┌─ Excerpt provided
The Confederate States were well aware of the appeal of economic facts. Their Secretary of State instructed James Mason on his mission to England to stress the free trade commitment of his government, as well as the British people’s “deep political and commercial interest in the establishment of the independence of the Confederate States.”

(The Glittering Illusion: English Sympathy for the Southern Confederacy. Sheldon Vanauken. Regnery Gateway, 1989. pp. 48-49)

British Sympathy for American Independence

Though unofficial Southern support in England was evident through most of the war, by mid-1864 Lincoln’s unofficial alliance with the British-hating Czar along with coming Alabama claims caused postwar British official opinion to take a northward turn. The Russian sale of Alaska in 1867 was to ensure that it did not fall into British hands, and the victorious North threatened an invasion of Canada and seizure of Greenland with its 2-million-man army in blue. This would have been punishment for expressing Southern sympathy.

British Sympathy for American Independence

“But in the course of the war, between 1861 and 1865, James Mason, Confederate States Commissioner to England, wrote confidentially to his Secretary of State in Richmond, Virginia, that “there can be no mistake that with all classes in England which have an opinion, their entire sympathy is with us.”

Captain James Bulloch, C.S.N., wrote that “personal observation, confirmed by the testimony of every other agent of the Confederate States Government whose duties compelled him to reside in England . . . , convinced me that the great majority of the people in Gret Britain – at least among the classes a traveler, or a man of business, or a frequenter of the clubs, would be likely to meet – were on the Southern side.”

Lest this be supposed but Southern optimism, the United States Consul at Liverpool wrote: “It was evident from the commencement [of war] that the South . . . had the sympathy of the people of England . . . I speak now of the great mass of the English people.” Henry Adams, the son and secretary of the United States minister in London, wrote: “As for this country, the simple fact is that it is unanimously against us and becomes more firmly set every day.”

An English partisan of the North wrote to a member of the opposite camp about the Southern supporters: “I fear you do not overstate your constituency when you put it at three-fourths of educated Englishmen.”
└─
┌─ Extracted entries
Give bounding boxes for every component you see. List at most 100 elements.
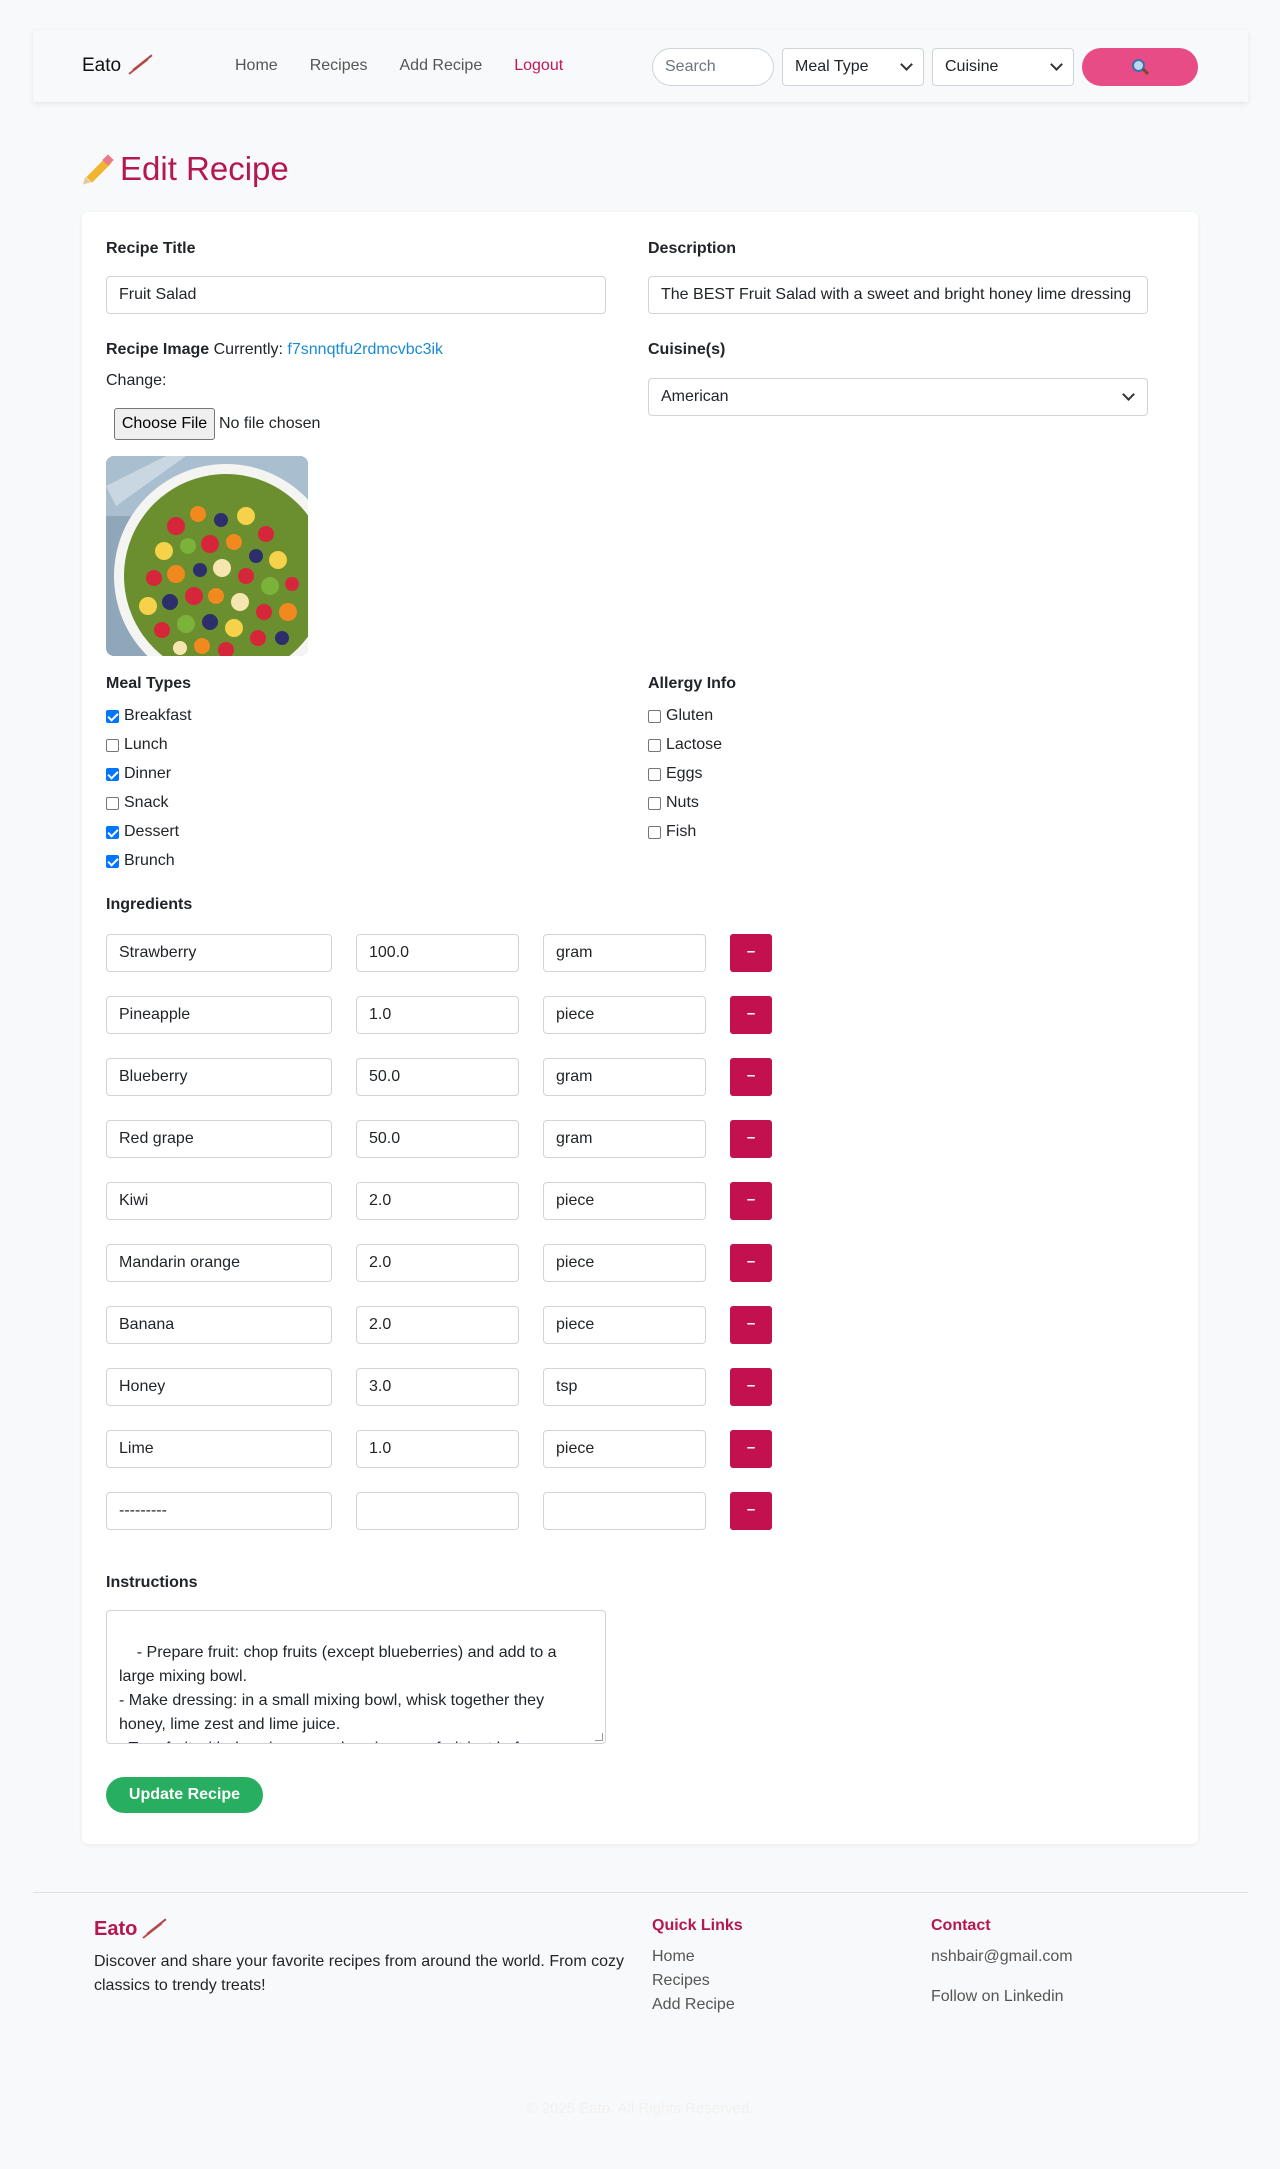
└─
┌─ Extracted entries
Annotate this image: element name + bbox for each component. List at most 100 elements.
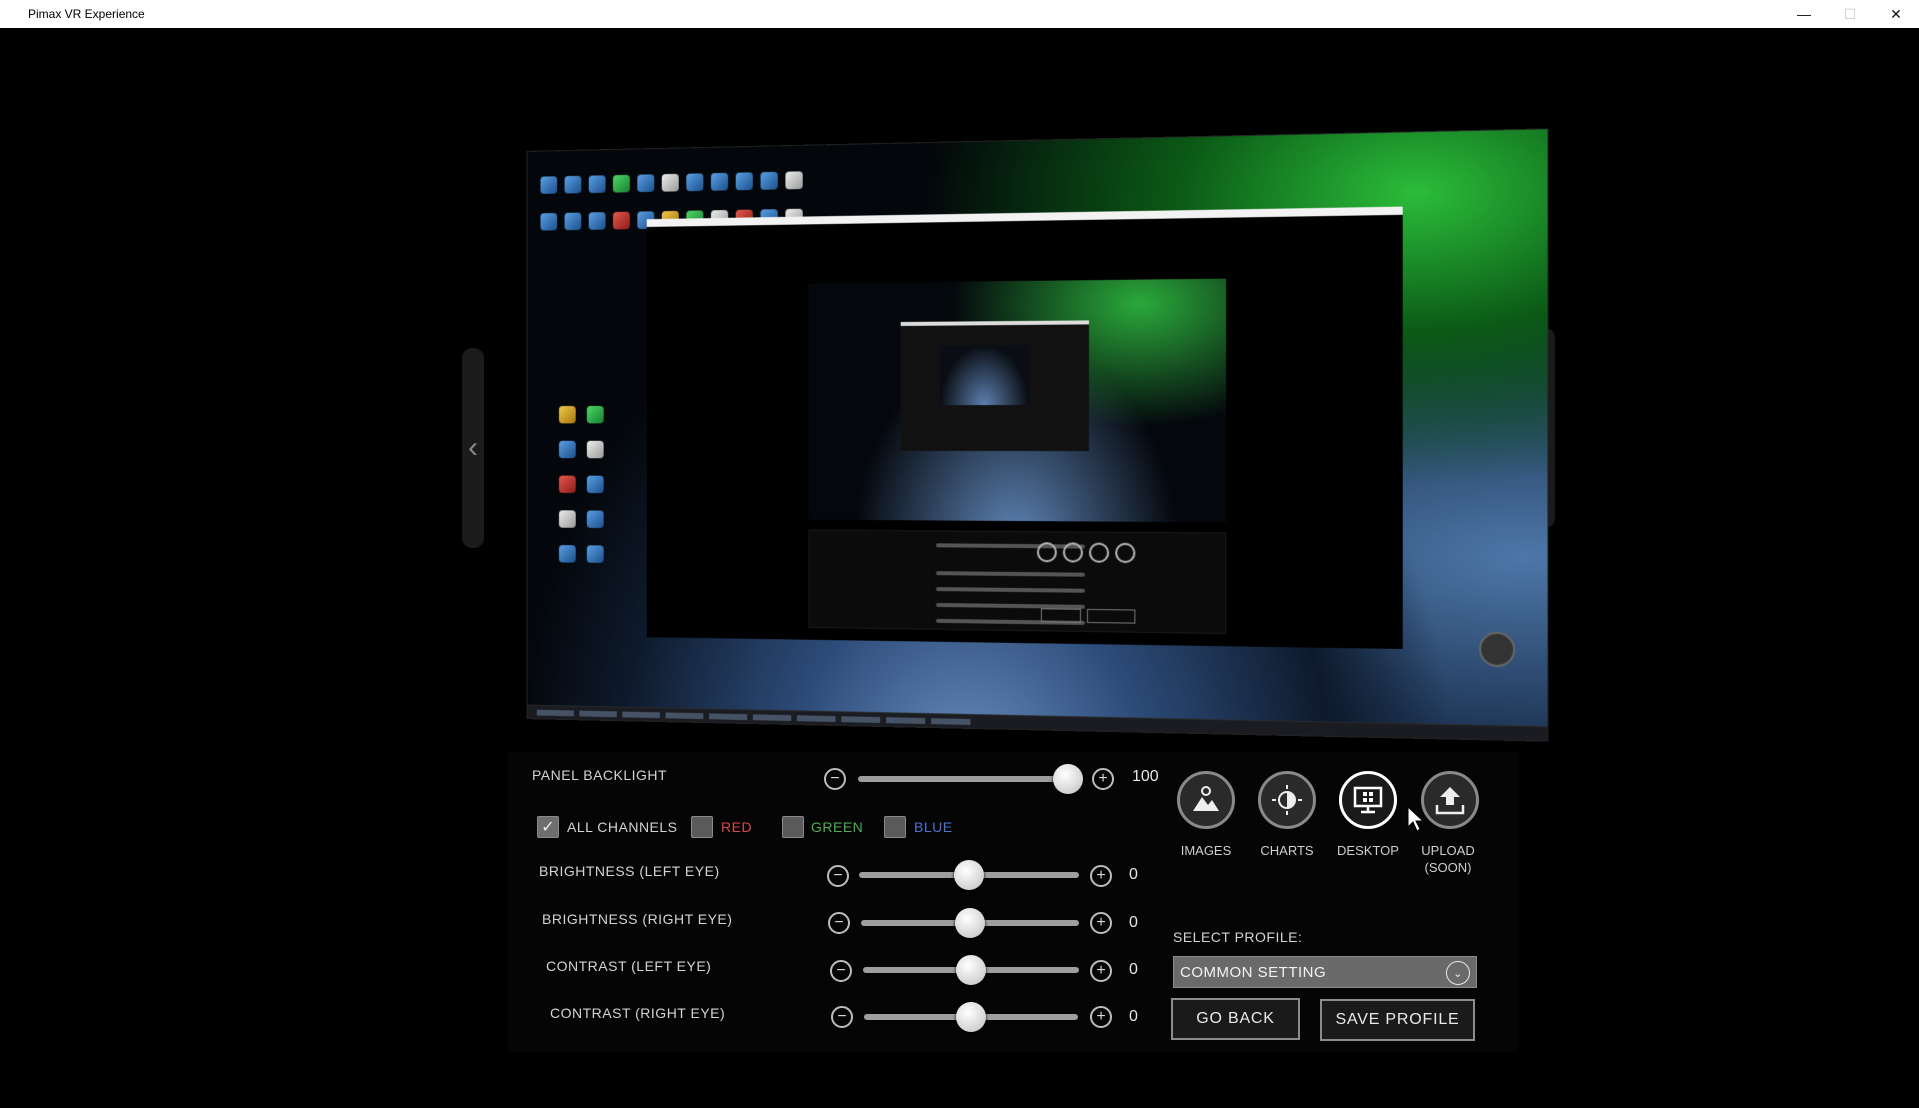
└─
> What to do
(a) Answer these questions from the excerpt on British sympathy for the Confederacy:
(i) Who was sent on the mission to England and instructed to stress the Confederate government's free trade commitment?
(ii) What reason does the excerpt give for the Russian sale of Alaska in 1867?
(iii) What position did Henry Adams hold in relation to the United States minister in London?
(b) Extend the excerpt on British sympathy for the Confederacy with the passage that would come after its final sentence.
The entries are drawn from a separate source.

> Expected answers
(a)
(i) James Mason
(ii) To ensure that it did not fall into British hands
(iii) He was the minister's son and secretary.

(b)
After a debate in the House of Commons on recognition of the Confederacy, the Manchester Guardian said that the debate “should not be thought to have anything to do with the sentiments and sympathies of the English people, for these were entirely with the South.” The manager of The Times wrote to a strongly pro-Southern correspondent: “Your views are entirely in accordance with those of this paper & I believe of the majority in this country.” The pro-Northern Spectator said: “The educated million in England, with here and there an exception, have become unmistakably Southern.”

(The Glittering Illusion: English Sympathy for the Southern Confederacy. Sheldon Vanauken. Regnery Gateway, 1989. pp. 1-2)

Lincoln’s Dark Days

Many European observers saw Lincoln’s early proclamation of September 1862 as simply imitating the actions of Virginia’s Royal Governor Lord Dunmore eighty-six years earlier. In the face of “insurrection,” Dunmore demanded loyalty oaths from colonists while proclaiming African slaves “free.” A desperate Lincoln did the same.

Lincoln’s Dark Days

“The war had indeed approached a crisis in late July [1861]. There had been little encouraging news from the Western theater since April, when the victory at Shiloh had been followed by the occupation of New Orleans. These victories were disappointing in that they seemed to be leading nowhere. The high hopes accompanying McClellan’s advance up the peninsula below Richmond had been cruelly dashed.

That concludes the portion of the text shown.